Return word for word the part of the data that opens with its first line and closes with the line containing "Point xyxy=(63,440,86,454)", including both of those lines.
☆ ☆ ☆ ☆ ☆ ☆ ☆
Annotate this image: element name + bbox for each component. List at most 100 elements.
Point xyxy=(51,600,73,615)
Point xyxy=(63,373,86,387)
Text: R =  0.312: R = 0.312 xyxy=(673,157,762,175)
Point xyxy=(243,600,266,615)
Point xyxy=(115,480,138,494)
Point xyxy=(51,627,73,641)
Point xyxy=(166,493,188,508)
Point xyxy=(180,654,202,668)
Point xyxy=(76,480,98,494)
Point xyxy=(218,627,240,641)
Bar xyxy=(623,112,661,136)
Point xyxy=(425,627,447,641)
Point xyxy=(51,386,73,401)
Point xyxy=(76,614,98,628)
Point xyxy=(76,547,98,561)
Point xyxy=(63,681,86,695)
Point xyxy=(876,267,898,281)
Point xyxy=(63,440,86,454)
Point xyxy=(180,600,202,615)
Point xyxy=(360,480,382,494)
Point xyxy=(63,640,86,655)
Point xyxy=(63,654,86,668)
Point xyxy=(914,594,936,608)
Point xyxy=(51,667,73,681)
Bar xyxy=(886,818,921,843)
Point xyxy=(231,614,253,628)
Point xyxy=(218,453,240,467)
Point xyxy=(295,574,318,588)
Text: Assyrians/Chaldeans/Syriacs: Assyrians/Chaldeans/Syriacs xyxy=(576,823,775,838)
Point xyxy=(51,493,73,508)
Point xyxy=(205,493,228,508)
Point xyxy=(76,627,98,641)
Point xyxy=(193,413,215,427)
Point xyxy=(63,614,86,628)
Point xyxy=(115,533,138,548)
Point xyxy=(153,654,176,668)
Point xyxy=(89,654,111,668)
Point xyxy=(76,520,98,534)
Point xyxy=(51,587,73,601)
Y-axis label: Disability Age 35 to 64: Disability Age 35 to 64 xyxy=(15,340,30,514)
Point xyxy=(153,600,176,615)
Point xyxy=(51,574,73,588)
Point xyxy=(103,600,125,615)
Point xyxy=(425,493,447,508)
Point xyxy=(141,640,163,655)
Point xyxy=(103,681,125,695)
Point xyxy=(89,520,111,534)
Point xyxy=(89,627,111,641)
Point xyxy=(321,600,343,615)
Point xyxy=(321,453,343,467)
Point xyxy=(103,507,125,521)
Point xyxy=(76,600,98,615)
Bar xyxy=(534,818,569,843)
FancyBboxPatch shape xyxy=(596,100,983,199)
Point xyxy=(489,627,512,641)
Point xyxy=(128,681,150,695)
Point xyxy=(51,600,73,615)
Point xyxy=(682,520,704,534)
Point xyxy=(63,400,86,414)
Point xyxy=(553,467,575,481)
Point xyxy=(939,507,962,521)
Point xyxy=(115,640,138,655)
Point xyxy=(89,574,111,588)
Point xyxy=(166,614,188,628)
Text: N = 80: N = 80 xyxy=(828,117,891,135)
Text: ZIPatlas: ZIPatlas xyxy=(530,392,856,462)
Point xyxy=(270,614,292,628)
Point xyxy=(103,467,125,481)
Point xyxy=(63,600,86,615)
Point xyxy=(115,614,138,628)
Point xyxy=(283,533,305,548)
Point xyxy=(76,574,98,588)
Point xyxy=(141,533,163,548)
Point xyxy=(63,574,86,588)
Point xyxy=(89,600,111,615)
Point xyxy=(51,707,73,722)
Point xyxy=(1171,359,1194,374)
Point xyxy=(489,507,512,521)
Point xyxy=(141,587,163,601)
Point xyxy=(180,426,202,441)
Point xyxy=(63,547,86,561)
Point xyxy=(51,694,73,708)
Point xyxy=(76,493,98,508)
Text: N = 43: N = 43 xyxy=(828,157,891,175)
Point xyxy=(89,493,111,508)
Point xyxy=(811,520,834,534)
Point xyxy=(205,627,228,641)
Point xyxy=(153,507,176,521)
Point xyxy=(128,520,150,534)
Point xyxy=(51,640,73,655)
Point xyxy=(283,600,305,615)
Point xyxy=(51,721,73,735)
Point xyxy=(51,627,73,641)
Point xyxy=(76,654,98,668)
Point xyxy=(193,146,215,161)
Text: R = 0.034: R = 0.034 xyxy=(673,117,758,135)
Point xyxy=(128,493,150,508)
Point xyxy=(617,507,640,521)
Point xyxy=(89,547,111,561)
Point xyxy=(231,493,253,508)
☆ ☆ ☆ ☆ ☆ ☆ ☆
■ **The result**:
Annotate this image: element name + bbox for each component. List at most 100 elements.
Point xyxy=(51,600,73,615)
Point xyxy=(63,373,86,387)
Text: R =  0.312: R = 0.312 xyxy=(673,157,762,175)
Point xyxy=(243,600,266,615)
Point xyxy=(115,480,138,494)
Point xyxy=(51,627,73,641)
Point xyxy=(166,493,188,508)
Point xyxy=(180,654,202,668)
Point xyxy=(76,480,98,494)
Point xyxy=(218,627,240,641)
Bar xyxy=(623,112,661,136)
Point xyxy=(425,627,447,641)
Point xyxy=(51,386,73,401)
Point xyxy=(76,614,98,628)
Point xyxy=(76,547,98,561)
Point xyxy=(63,681,86,695)
Point xyxy=(876,267,898,281)
Point xyxy=(63,440,86,454)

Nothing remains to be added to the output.